**Dataset:**
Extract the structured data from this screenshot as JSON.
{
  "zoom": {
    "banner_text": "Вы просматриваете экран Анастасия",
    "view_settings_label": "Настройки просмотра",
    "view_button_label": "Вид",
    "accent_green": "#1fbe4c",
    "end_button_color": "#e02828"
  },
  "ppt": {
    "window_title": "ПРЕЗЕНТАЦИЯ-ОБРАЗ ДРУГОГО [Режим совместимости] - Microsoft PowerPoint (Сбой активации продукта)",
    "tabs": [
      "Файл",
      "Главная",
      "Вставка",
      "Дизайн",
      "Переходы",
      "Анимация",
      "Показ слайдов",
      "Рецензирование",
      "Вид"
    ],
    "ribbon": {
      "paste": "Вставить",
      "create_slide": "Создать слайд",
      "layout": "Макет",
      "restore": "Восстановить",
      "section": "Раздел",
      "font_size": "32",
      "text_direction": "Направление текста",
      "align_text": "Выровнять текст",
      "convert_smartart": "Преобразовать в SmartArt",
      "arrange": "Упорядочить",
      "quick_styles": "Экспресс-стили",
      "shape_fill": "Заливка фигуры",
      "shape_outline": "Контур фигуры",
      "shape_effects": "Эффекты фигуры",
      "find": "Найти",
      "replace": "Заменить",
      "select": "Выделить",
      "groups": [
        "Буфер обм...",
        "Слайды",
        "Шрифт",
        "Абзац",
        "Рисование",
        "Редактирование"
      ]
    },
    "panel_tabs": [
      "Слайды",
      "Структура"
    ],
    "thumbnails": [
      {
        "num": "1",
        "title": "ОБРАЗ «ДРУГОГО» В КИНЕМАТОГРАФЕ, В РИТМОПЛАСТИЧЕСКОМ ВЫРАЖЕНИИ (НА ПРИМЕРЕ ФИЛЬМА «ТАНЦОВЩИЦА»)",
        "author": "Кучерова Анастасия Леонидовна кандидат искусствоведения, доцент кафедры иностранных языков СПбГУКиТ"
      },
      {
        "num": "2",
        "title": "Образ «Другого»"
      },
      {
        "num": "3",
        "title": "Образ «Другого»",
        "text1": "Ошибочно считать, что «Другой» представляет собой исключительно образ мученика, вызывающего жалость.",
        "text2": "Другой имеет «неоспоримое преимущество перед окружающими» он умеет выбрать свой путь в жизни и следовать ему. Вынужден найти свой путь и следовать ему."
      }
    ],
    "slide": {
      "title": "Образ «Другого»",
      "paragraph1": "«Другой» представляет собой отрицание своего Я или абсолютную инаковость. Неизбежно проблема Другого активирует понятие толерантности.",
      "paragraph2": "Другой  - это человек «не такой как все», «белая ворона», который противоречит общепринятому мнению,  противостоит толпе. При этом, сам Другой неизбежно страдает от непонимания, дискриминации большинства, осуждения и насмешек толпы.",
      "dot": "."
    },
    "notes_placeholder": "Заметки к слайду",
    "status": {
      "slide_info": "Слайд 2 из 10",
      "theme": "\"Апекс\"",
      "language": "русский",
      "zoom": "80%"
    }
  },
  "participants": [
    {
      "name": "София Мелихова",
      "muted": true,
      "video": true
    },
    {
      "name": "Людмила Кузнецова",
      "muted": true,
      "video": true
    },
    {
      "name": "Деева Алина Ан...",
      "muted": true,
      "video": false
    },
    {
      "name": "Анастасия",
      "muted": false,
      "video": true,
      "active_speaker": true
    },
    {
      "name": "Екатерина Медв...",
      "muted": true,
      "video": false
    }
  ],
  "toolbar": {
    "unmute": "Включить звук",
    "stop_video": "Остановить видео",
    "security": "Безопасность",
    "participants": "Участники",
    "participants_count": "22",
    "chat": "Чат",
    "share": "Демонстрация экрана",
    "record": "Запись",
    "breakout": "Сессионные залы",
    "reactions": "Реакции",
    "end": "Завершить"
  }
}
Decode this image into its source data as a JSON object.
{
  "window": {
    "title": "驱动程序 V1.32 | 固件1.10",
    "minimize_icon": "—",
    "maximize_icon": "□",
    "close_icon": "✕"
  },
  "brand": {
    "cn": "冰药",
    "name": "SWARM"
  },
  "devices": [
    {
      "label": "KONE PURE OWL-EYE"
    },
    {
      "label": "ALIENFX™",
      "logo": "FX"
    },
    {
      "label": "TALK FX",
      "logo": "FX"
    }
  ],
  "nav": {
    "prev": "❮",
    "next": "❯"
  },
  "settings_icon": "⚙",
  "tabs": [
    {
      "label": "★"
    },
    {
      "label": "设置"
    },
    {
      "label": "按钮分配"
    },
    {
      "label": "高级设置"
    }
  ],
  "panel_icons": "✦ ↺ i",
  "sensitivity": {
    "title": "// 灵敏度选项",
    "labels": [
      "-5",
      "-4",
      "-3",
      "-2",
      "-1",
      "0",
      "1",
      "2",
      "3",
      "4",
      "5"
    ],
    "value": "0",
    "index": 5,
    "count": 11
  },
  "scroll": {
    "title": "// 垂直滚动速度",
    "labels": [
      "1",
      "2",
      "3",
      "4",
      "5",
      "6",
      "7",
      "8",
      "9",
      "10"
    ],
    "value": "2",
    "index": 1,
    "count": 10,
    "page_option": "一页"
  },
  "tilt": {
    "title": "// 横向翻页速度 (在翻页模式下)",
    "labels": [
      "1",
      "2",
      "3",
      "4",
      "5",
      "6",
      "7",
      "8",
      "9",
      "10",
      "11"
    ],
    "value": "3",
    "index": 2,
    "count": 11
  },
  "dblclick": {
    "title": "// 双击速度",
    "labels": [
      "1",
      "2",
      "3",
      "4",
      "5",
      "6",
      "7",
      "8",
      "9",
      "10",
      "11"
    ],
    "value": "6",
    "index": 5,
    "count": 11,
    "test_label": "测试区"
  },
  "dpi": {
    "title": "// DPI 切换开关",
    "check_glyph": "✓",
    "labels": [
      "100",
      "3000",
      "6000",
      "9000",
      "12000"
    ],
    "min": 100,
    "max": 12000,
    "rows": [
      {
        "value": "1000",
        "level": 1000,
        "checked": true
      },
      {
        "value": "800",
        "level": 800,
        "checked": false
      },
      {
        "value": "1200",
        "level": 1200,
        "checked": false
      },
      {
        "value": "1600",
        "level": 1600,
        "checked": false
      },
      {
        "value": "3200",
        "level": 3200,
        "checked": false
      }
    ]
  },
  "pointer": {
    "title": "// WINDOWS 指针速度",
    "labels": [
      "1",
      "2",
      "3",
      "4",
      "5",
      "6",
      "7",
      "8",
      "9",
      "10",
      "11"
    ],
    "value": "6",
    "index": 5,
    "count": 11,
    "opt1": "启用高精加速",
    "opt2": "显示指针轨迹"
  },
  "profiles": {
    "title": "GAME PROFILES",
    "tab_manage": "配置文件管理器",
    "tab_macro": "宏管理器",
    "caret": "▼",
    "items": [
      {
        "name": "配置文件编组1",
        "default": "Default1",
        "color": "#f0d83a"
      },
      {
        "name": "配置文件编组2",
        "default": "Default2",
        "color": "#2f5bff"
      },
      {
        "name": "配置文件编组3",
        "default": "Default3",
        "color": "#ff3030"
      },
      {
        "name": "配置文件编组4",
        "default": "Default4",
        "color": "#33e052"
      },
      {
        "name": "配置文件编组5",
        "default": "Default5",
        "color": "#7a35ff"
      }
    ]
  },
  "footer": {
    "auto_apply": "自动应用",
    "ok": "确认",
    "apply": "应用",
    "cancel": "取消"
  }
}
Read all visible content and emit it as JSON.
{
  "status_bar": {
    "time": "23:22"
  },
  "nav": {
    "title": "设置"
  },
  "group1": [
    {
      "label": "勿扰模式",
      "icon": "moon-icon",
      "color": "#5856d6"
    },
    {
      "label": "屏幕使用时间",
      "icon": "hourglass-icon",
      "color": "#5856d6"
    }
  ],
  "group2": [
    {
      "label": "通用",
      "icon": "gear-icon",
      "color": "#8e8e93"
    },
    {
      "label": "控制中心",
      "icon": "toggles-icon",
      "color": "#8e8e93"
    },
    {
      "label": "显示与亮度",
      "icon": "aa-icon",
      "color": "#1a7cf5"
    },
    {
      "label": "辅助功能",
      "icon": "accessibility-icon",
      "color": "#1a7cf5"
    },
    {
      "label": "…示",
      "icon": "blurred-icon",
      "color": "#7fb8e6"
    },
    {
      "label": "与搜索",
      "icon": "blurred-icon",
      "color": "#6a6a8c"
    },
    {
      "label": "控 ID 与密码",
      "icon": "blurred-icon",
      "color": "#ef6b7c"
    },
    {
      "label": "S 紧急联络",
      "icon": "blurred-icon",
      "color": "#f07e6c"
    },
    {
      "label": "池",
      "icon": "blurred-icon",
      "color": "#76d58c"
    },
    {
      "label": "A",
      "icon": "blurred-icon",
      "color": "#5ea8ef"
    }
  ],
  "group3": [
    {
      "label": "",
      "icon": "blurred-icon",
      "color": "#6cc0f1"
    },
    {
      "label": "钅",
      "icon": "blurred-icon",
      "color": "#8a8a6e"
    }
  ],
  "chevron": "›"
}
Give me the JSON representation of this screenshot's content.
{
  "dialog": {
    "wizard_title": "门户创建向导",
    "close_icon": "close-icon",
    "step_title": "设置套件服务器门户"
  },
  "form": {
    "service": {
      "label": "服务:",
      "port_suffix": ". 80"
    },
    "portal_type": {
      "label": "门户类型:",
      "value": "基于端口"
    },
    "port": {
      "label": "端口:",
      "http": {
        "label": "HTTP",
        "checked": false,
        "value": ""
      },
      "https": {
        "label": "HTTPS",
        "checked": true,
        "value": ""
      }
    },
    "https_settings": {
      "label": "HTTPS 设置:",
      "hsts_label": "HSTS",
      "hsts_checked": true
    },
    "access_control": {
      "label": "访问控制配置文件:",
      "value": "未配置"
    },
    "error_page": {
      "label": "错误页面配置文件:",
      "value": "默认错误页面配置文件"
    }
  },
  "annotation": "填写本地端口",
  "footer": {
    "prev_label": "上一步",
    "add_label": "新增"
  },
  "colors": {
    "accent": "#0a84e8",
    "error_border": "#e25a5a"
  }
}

**What to do:** Go over the data above and copy every line that has the word "default" in it.

**Problem solution:**
        "default": "Default1",
        "default": "Default2",
        "default": "Default3",
        "default": "Default4",
        "default": "Default5",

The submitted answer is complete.